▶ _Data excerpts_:
┌──

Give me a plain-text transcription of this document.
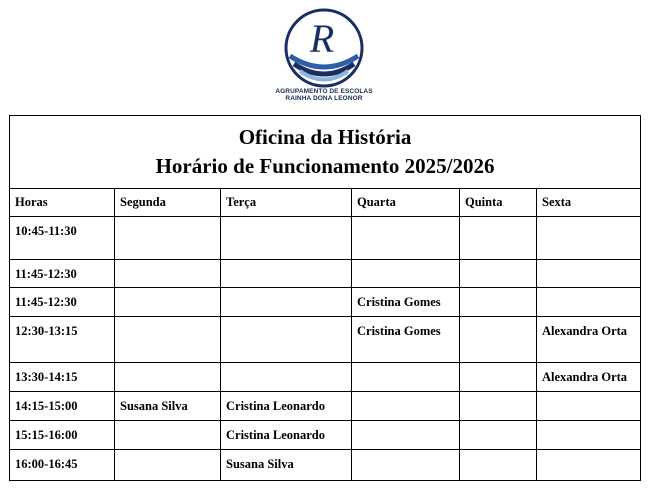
R
AGRUPAMENTO DE ESCOLAS
RAINHA DONA LEONOR
Oficina da História
Horário de Funcionamento 2025/2026					

Horas	Segunda	Terça	Quarta	Quinta	Sexta
10:45-11:30					
11:45-12:30					
11:45-12:30			Cristina Gomes		
12:30-13:15			Cristina Gomes		Alexandra Orta
13:30-14:15					Alexandra Orta
14:15-15:00	Susana Silva	Cristina Leonardo			
15:15-16:00		Cristina Leonardo			
16:00-16:45		Susana Silva			
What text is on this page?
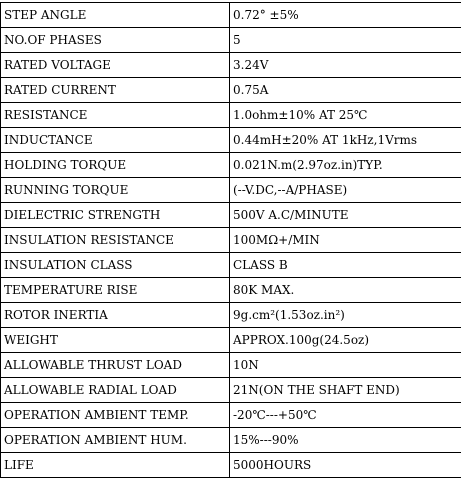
STEP ANGLE	0.72° ±5%
NO.OF PHASES	5
RATED VOLTAGE	3.24V
RATED CURRENT	0.75A
RESISTANCE	1.0ohm±10% AT 25℃
INDUCTANCE	0.44mH±20% AT 1kHz,1Vrms
HOLDING TORQUE	0.021N.m(2.97oz.in)TYP.
RUNNING TORQUE	(--V.DC,--A/PHASE)
DIELECTRIC STRENGTH	500V A.C/MINUTE
INSULATION RESISTANCE	100MΩ+/MIN
INSULATION CLASS	CLASS B
TEMPERATURE RISE	80K MAX.
ROTOR INERTIA	9g.cm²(1.53oz.in²)
WEIGHT	APPROX.100g(24.5oz)
ALLOWABLE THRUST LOAD	10N
ALLOWABLE RADIAL LOAD	21N(ON THE SHAFT END)
OPERATION AMBIENT TEMP.	-20℃---+50℃
OPERATION AMBIENT HUM.	15%---90%
LIFE	5000HOURS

└──

▶ _Stated task_:
All of the data above should be transcribed verbatim, with pictures omitted.

▶ _Correct answer_:
Give me a plain-text transcription of this document.
R
AGRUPAMENTO DE ESCOLAS
RAINHA DONA LEONOR
Oficina da História
Horário de Funcionamento 2025/2026					

Horas	Segunda	Terça	Quarta	Quinta	Sexta
10:45-11:30					
11:45-12:30					
11:45-12:30			Cristina Gomes		
12:30-13:15			Cristina Gomes		Alexandra Orta
13:30-14:15					Alexandra Orta
14:15-15:00	Susana Silva	Cristina Leonardo			
15:15-16:00		Cristina Leonardo			
16:00-16:45		Susana Silva			
What text is on this page?
STEP ANGLE	0.72° ±5%
NO.OF PHASES	5
RATED VOLTAGE	3.24V
RATED CURRENT	0.75A
RESISTANCE	1.0ohm±10% AT 25℃
INDUCTANCE	0.44mH±20% AT 1kHz,1Vrms
HOLDING TORQUE	0.021N.m(2.97oz.in)TYP.
RUNNING TORQUE	(--V.DC,--A/PHASE)
DIELECTRIC STRENGTH	500V A.C/MINUTE
INSULATION RESISTANCE	100MΩ+/MIN
INSULATION CLASS	CLASS B
TEMPERATURE RISE	80K MAX.
ROTOR INERTIA	9g.cm²(1.53oz.in²)
WEIGHT	APPROX.100g(24.5oz)
ALLOWABLE THRUST LOAD	10N
ALLOWABLE RADIAL LOAD	21N(ON THE SHAFT END)
OPERATION AMBIENT TEMP.	-20℃---+50℃
OPERATION AMBIENT HUM.	15%---90%
LIFE	5000HOURS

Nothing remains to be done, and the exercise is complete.